Excerpts from a figure dataset
☆ ☆ ☆ ☆ ☆

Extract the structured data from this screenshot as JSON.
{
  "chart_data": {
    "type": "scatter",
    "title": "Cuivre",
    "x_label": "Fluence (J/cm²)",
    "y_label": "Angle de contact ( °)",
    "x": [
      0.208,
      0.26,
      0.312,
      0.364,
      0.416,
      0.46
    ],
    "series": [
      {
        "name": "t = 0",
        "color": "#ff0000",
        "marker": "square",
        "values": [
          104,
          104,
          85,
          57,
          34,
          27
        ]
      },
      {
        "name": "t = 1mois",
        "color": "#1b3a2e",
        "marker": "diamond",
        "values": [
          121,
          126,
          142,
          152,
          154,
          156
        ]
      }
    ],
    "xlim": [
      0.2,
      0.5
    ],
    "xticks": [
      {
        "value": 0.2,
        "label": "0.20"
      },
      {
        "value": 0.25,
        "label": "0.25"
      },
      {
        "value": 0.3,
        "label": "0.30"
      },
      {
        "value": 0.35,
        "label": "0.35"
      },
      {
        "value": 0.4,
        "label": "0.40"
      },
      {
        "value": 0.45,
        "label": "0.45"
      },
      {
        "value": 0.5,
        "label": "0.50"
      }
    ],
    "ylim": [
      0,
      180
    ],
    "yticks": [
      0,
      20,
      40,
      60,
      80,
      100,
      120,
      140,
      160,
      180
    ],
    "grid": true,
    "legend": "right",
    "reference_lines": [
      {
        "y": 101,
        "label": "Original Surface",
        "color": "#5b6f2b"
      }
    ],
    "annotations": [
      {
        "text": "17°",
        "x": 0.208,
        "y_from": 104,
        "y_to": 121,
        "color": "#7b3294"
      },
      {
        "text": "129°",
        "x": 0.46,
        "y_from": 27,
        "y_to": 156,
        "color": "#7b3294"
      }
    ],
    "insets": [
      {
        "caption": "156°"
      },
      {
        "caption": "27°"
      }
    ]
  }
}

☆ ☆ ☆ ☆ ☆

[TASK TO COMPLETE] Make an exact copy of all the data.

[SOLUTION FOR THIS EXERCISE]
Extract the structured data from this screenshot as JSON.
{
  "chart_data": {
    "type": "scatter",
    "title": "Cuivre",
    "x_label": "Fluence (J/cm²)",
    "y_label": "Angle de contact ( °)",
    "x": [
      0.208,
      0.26,
      0.312,
      0.364,
      0.416,
      0.46
    ],
    "series": [
      {
        "name": "t = 0",
        "color": "#ff0000",
        "marker": "square",
        "values": [
          104,
          104,
          85,
          57,
          34,
          27
        ]
      },
      {
        "name": "t = 1mois",
        "color": "#1b3a2e",
        "marker": "diamond",
        "values": [
          121,
          126,
          142,
          152,
          154,
          156
        ]
      }
    ],
    "xlim": [
      0.2,
      0.5
    ],
    "xticks": [
      {
        "value": 0.2,
        "label": "0.20"
      },
      {
        "value": 0.25,
        "label": "0.25"
      },
      {
        "value": 0.3,
        "label": "0.30"
      },
      {
        "value": 0.35,
        "label": "0.35"
      },
      {
        "value": 0.4,
        "label": "0.40"
      },
      {
        "value": 0.45,
        "label": "0.45"
      },
      {
        "value": 0.5,
        "label": "0.50"
      }
    ],
    "ylim": [
      0,
      180
    ],
    "yticks": [
      0,
      20,
      40,
      60,
      80,
      100,
      120,
      140,
      160,
      180
    ],
    "grid": true,
    "legend": "right",
    "reference_lines": [
      {
        "y": 101,
        "label": "Original Surface",
        "color": "#5b6f2b"
      }
    ],
    "annotations": [
      {
        "text": "17°",
        "x": 0.208,
        "y_from": 104,
        "y_to": 121,
        "color": "#7b3294"
      },
      {
        "text": "129°",
        "x": 0.46,
        "y_from": 27,
        "y_to": 156,
        "color": "#7b3294"
      }
    ],
    "insets": [
      {
        "caption": "156°"
      },
      {
        "caption": "27°"
      }
    ]
  }
}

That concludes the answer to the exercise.